--- The request ---
Note how many lines hold "этап" and report that number by itself.

------ Input for this task ------

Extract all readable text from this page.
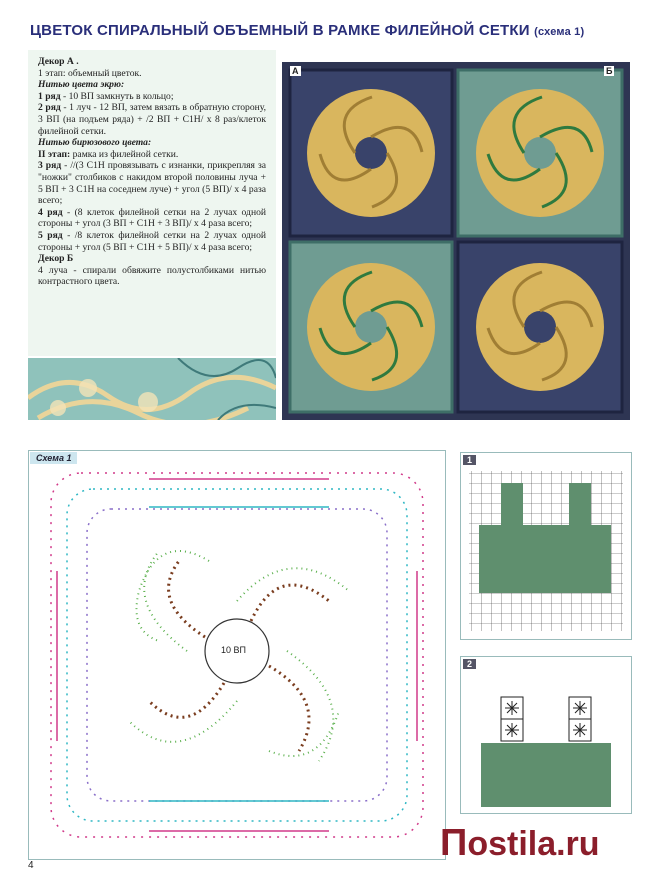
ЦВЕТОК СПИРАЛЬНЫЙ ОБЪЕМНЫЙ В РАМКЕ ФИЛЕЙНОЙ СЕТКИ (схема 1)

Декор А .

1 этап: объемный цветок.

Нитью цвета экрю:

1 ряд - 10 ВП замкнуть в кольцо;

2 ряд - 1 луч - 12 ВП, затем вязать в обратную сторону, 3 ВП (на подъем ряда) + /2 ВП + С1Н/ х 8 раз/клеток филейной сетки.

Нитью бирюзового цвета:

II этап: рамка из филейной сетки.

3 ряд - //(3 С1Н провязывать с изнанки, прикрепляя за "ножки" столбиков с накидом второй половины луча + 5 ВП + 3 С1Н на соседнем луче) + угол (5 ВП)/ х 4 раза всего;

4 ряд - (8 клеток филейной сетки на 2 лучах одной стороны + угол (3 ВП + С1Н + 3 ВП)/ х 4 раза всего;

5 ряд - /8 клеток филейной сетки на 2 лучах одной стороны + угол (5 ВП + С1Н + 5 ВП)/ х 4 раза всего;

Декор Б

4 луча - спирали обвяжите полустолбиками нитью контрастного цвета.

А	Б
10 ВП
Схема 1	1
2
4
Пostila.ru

------

--- Result of the exercise ---
2